# EXERCISE AIM
Find every line in the records below that holds the word "Original", and copy each one.

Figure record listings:
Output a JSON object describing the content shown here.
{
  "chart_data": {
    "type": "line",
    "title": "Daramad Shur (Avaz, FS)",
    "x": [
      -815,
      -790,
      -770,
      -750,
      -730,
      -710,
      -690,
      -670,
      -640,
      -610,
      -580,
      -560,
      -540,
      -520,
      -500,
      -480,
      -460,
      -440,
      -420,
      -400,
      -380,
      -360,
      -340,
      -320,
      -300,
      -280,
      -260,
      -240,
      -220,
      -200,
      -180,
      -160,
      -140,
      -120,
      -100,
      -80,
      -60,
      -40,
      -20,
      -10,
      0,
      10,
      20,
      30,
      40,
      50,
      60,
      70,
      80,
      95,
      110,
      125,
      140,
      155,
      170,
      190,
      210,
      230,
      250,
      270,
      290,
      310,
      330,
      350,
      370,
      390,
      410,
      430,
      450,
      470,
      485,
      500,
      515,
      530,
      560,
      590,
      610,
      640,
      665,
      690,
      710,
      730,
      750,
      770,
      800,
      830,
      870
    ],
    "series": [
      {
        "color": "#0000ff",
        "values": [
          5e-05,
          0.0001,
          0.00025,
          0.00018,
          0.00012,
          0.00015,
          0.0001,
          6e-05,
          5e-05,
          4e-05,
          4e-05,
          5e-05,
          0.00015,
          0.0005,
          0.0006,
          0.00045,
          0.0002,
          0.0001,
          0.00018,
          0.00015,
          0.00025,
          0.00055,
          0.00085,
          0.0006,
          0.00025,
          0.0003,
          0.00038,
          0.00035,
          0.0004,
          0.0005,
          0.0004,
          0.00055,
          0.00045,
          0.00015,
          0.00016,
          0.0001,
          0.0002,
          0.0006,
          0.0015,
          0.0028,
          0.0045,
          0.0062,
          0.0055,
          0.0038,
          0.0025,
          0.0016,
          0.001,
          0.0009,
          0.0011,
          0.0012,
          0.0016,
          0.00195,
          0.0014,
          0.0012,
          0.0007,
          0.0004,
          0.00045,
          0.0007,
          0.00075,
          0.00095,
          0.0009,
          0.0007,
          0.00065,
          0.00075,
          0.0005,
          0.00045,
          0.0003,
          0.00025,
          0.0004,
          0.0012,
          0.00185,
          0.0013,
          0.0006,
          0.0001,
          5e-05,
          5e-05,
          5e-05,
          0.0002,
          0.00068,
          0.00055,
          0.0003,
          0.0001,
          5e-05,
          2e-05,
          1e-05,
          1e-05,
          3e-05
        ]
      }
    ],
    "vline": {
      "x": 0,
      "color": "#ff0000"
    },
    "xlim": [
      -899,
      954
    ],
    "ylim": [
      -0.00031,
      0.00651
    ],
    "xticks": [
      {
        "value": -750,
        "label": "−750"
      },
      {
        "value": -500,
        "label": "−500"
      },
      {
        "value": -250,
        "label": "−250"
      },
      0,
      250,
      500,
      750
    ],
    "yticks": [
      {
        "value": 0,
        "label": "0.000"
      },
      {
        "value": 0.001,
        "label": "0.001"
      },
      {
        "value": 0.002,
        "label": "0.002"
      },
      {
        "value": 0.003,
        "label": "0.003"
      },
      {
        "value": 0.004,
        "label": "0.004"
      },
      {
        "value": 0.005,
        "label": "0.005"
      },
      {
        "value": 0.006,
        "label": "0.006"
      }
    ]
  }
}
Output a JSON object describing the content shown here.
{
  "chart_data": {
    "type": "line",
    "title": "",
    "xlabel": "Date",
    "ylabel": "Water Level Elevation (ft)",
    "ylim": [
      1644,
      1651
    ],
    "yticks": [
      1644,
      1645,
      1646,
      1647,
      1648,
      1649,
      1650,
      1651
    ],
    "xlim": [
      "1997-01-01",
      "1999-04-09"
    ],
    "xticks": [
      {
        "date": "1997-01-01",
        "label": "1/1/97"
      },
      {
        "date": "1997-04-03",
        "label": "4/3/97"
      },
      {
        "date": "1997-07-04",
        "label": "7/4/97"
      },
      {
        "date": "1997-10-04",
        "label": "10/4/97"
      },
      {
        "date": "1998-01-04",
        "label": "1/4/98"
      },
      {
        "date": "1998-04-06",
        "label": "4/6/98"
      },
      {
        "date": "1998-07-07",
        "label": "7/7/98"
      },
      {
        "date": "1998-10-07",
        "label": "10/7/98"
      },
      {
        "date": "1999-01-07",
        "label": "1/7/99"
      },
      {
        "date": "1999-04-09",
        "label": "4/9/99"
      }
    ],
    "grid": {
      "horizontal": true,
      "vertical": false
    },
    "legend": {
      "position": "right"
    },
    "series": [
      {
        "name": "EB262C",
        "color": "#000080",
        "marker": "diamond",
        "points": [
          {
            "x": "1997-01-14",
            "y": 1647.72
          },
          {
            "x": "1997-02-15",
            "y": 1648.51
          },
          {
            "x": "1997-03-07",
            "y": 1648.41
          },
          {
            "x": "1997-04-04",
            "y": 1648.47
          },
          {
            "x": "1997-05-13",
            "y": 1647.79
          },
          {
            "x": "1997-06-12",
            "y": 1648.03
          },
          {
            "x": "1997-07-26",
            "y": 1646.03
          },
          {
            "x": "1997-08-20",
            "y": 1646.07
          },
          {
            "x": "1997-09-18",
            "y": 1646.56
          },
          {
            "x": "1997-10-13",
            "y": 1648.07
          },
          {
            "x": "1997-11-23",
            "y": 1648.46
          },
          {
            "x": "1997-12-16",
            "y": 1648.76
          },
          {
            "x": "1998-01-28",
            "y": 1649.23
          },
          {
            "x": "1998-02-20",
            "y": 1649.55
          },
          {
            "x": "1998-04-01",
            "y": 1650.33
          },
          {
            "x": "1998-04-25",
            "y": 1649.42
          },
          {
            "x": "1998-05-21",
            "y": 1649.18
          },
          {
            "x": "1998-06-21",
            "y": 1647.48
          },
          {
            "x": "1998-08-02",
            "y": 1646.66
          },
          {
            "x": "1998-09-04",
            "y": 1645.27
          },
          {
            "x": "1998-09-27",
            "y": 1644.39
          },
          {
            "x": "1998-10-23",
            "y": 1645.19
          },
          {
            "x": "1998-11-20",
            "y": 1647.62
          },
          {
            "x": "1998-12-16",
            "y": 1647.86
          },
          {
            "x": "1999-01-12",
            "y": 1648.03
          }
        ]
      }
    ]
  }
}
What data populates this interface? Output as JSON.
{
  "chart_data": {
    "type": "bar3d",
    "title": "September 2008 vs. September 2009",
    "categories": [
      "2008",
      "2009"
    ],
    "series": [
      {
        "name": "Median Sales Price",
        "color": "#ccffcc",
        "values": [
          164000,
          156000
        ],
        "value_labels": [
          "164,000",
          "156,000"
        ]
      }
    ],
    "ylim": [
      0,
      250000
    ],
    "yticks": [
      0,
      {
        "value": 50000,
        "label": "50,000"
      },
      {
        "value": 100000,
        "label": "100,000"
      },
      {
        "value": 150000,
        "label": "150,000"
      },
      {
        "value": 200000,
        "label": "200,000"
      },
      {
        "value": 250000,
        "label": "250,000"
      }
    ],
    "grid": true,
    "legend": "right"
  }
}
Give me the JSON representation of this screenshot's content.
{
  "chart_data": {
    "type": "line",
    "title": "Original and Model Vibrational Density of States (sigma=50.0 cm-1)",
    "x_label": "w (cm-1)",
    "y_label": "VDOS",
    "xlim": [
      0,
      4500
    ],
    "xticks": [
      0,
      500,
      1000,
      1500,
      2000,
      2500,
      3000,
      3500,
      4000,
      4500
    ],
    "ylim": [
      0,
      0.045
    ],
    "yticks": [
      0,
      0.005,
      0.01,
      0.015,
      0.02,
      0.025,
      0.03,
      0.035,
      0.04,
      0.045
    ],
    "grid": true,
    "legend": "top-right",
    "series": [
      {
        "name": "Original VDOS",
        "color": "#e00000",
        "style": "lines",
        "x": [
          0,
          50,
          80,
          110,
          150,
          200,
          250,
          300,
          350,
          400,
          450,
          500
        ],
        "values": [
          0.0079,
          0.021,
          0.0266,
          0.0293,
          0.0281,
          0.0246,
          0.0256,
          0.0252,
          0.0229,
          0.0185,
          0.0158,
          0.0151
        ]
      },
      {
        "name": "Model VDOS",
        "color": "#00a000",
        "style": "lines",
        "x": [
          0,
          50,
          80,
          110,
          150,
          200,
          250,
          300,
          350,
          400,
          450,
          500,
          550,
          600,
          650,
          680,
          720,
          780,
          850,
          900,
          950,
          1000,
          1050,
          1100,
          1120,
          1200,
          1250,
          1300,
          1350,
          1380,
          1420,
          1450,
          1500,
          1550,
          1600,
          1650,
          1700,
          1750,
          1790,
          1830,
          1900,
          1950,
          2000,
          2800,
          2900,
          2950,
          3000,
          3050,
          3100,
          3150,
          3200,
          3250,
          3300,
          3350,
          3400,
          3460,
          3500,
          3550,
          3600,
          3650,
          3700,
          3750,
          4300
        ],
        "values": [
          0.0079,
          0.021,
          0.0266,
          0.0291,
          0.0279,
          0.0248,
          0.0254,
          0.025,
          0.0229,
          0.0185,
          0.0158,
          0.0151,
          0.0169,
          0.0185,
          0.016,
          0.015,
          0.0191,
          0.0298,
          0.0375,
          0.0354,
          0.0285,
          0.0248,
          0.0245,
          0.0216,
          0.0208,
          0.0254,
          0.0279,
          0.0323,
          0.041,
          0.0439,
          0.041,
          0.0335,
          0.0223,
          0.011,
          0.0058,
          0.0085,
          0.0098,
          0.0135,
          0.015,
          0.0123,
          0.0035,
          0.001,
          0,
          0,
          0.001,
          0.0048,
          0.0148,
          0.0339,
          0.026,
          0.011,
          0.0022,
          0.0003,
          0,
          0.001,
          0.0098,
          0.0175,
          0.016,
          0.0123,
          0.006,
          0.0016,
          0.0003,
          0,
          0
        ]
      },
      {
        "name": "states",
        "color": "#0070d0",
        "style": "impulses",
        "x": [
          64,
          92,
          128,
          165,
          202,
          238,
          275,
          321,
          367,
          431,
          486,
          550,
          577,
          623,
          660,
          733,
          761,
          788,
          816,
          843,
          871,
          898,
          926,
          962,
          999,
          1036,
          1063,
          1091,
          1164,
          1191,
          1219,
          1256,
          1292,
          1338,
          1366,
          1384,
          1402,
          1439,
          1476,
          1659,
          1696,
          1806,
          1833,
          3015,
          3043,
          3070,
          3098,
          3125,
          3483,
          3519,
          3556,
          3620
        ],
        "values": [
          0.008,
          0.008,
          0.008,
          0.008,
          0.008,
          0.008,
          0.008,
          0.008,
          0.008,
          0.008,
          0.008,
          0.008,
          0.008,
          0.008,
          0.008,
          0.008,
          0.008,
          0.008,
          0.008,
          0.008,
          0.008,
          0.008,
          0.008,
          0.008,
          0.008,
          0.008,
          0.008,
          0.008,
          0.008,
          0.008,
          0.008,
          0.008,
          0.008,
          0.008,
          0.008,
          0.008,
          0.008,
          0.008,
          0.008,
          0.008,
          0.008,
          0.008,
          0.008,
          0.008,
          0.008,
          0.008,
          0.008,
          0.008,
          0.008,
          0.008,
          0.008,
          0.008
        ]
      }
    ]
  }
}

# RESPONSE TO THIS EXERCISE
    "title": "Original and Model Vibrational Density of States (sigma=50.0 cm-1)",
        "name": "Original VDOS",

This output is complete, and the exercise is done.